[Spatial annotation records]
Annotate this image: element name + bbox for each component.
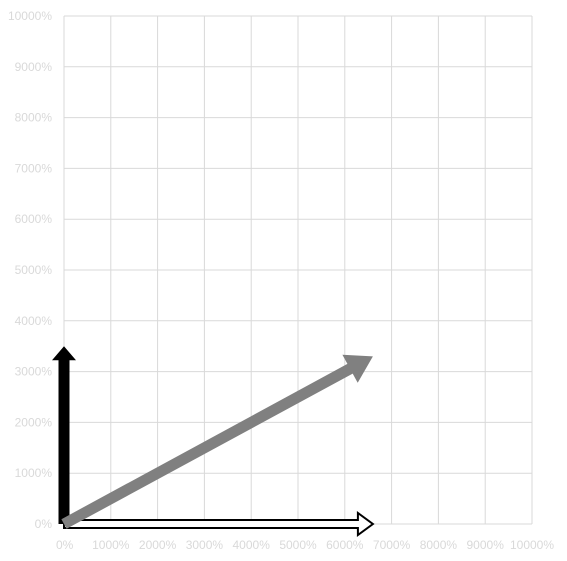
x-tick-label: 0% xyxy=(56,538,74,552)
y-axis-vector xyxy=(52,346,76,524)
vectors xyxy=(52,346,375,537)
x-tick-label: 10000% xyxy=(510,538,554,552)
y-tick-label: 5000% xyxy=(15,263,53,277)
x-axis-ticks: 0% 1000% 2000% 3000% 4000% 5000% 6000% 7000% 800… xyxy=(56,538,554,552)
x-tick-label: 3000% xyxy=(186,538,224,552)
x-tick-label: 7000% xyxy=(373,538,411,552)
x-tick-label: 8000% xyxy=(420,538,458,552)
x-tick-label: 9000% xyxy=(467,538,505,552)
y-tick-label: 0% xyxy=(35,517,53,531)
x-tick-label: 4000% xyxy=(233,538,271,552)
grid xyxy=(63,15,533,525)
x-axis-vector xyxy=(63,511,375,537)
y-tick-label: 6000% xyxy=(15,212,53,226)
y-tick-label: 1000% xyxy=(15,466,53,480)
y-tick-label: 9000% xyxy=(15,60,53,74)
y-tick-label: 7000% xyxy=(15,161,53,175)
y-tick-label: 10000% xyxy=(8,9,52,23)
x-tick-label: 5000% xyxy=(279,538,317,552)
y-tick-label: 4000% xyxy=(15,314,53,328)
x-tick-label: 2000% xyxy=(139,538,177,552)
y-tick-label: 2000% xyxy=(15,415,53,429)
y-tick-label: 8000% xyxy=(15,111,53,125)
resultant-vector xyxy=(61,354,373,529)
x-tick-label: 6000% xyxy=(326,538,364,552)
y-tick-label: 3000% xyxy=(15,365,53,379)
y-axis-ticks: 0% 1000% 2000% 3000% 4000% 5000% 6000% 7000% 800… xyxy=(8,9,52,531)
x-tick-label: 1000% xyxy=(92,538,130,552)
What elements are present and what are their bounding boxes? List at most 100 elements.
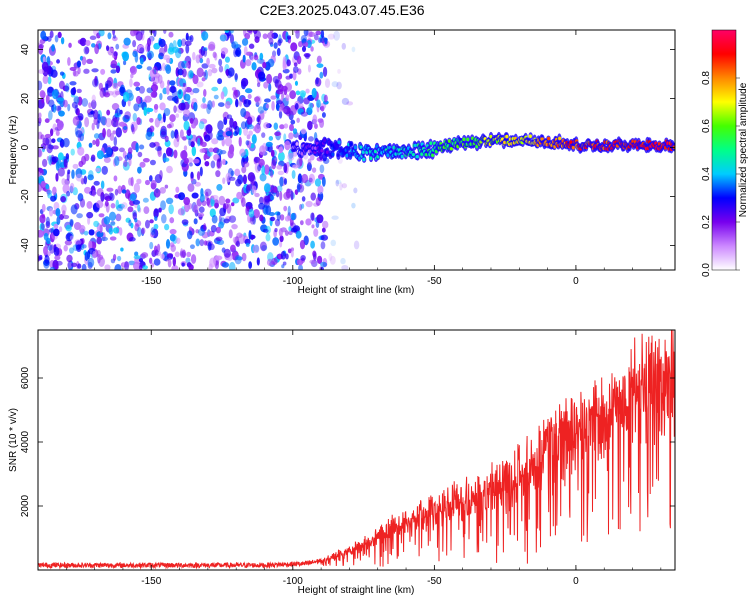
signal-mark xyxy=(313,146,318,150)
noise-mark xyxy=(310,212,315,221)
snr-x-ticks: -150 -100 -50 0 xyxy=(37,330,662,587)
noise-mark xyxy=(75,244,82,252)
noise-mark xyxy=(114,188,119,196)
noise-mark xyxy=(79,37,87,47)
noise-mark xyxy=(220,47,229,55)
noise-mark xyxy=(336,81,342,90)
noise-mark xyxy=(136,117,141,126)
noise-mark xyxy=(110,203,116,209)
snr-x-tick-label: -150 xyxy=(141,576,161,587)
noise-mark xyxy=(298,103,304,108)
noise-mark xyxy=(292,225,301,233)
noise-mark xyxy=(153,258,161,266)
noise-mark xyxy=(265,233,271,242)
noise-mark xyxy=(209,257,217,268)
noise-mark xyxy=(50,69,58,78)
noise-mark xyxy=(248,130,253,136)
noise-mark xyxy=(185,44,190,54)
noise-mark xyxy=(53,228,60,237)
noise-mark xyxy=(93,117,99,126)
noise-mark xyxy=(308,173,315,184)
noise-mark xyxy=(268,136,274,141)
noise-mark xyxy=(202,104,208,109)
colorbar-tick-label: 0.6 xyxy=(701,119,712,133)
noise-mark xyxy=(90,99,97,110)
noise-mark xyxy=(269,195,275,201)
noise-mark xyxy=(315,77,319,85)
noise-mark xyxy=(303,30,309,37)
noise-mark xyxy=(98,256,105,267)
noise-mark xyxy=(253,30,262,40)
noise-mark xyxy=(130,30,137,37)
noise-mark xyxy=(54,255,61,261)
noise-mark xyxy=(112,30,116,36)
noise-mark xyxy=(158,207,162,213)
noise-mark xyxy=(276,89,284,95)
noise-mark xyxy=(320,30,325,39)
noise-mark xyxy=(312,114,318,125)
noise-mark xyxy=(340,257,346,265)
noise-mark xyxy=(87,216,91,225)
noise-mark xyxy=(149,142,156,148)
noise-mark xyxy=(83,186,92,194)
noise-mark xyxy=(283,178,288,185)
noise-mark xyxy=(315,30,322,36)
snr-x-tick-label: -100 xyxy=(283,576,303,587)
noise-mark xyxy=(121,189,127,194)
noise-mark xyxy=(192,51,196,61)
colorbar-label: Normalized spectral amplitude xyxy=(738,82,749,217)
noise-mark xyxy=(310,240,315,249)
noise-mark xyxy=(199,239,205,247)
noise-mark xyxy=(68,42,72,48)
noise-mark xyxy=(248,208,255,218)
noise-mark xyxy=(142,157,150,163)
noise-mark xyxy=(199,118,208,125)
noise-mark xyxy=(245,59,252,67)
noise-mark xyxy=(100,236,108,242)
noise-mark xyxy=(111,103,120,111)
noise-mark xyxy=(39,222,45,232)
noise-mark xyxy=(223,218,230,224)
noise-mark xyxy=(294,102,299,110)
noise-mark xyxy=(96,236,103,245)
noise-mark xyxy=(175,186,180,193)
noise-mark xyxy=(164,43,168,53)
signal-mark xyxy=(505,134,509,139)
noise-mark xyxy=(38,112,42,119)
noise-mark xyxy=(242,161,250,168)
noise-mark xyxy=(122,114,130,123)
noise-mark xyxy=(63,158,68,168)
noise-mark xyxy=(169,85,177,93)
noise-mark xyxy=(208,63,216,69)
noise-mark xyxy=(236,191,243,200)
signal-mark xyxy=(361,150,365,154)
signal-mark xyxy=(323,138,327,143)
noise-mark xyxy=(112,82,119,90)
noise-mark xyxy=(238,234,246,245)
noise-mark xyxy=(286,35,292,40)
signal-mark xyxy=(558,136,562,141)
noise-mark xyxy=(133,261,141,270)
noise-mark xyxy=(281,92,285,100)
noise-mark xyxy=(218,221,224,229)
noise-mark xyxy=(299,90,307,98)
noise-mark xyxy=(247,172,256,182)
noise-mark xyxy=(232,197,240,204)
noise-mark xyxy=(278,110,283,119)
noise-mark xyxy=(202,96,206,104)
noise-mark xyxy=(149,117,154,123)
noise-mark xyxy=(100,68,106,75)
noise-mark xyxy=(45,183,50,190)
noise-mark xyxy=(139,161,146,168)
noise-mark xyxy=(316,214,324,224)
noise-mark xyxy=(159,170,163,180)
snr-panel: -150 -100 -50 0 2000 4000 6000 Height of stra… xyxy=(8,329,676,596)
noise-mark xyxy=(240,107,247,118)
noise-mark xyxy=(158,52,165,60)
noise-mark xyxy=(88,142,93,148)
noise-mark xyxy=(253,54,259,61)
noise-mark xyxy=(215,226,221,234)
noise-mark xyxy=(154,117,160,128)
noise-mark xyxy=(159,186,167,194)
noise-mark xyxy=(146,50,154,59)
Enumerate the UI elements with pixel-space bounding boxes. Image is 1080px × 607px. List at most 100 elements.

> _DO THIS_
Transcribe the lines of the records from the one containing "x-tick-label: 0% xyxy=(56,538,74,552)" through the one containing "y-tick-label: 6000% xyxy=(15,212,53,226)", including both of those lines.

> _ANSWER TO THE TASK_
x-tick-label: 0% xyxy=(56,538,74,552)
y-axis-vector xyxy=(52,346,76,524)
vectors xyxy=(52,346,375,537)
x-tick-label: 10000% xyxy=(510,538,554,552)
y-tick-label: 5000% xyxy=(15,263,53,277)
x-axis-ticks: 0% 1000% 2000% 3000% 4000% 5000% 6000% 7000% 800… xyxy=(56,538,554,552)
x-tick-label: 3000% xyxy=(186,538,224,552)
x-tick-label: 7000% xyxy=(373,538,411,552)
x-tick-label: 8000% xyxy=(420,538,458,552)
x-tick-label: 9000% xyxy=(467,538,505,552)
y-tick-label: 0% xyxy=(35,517,53,531)
x-tick-label: 4000% xyxy=(233,538,271,552)
grid xyxy=(63,15,533,525)
x-axis-vector xyxy=(63,511,375,537)
y-tick-label: 6000% xyxy=(15,212,53,226)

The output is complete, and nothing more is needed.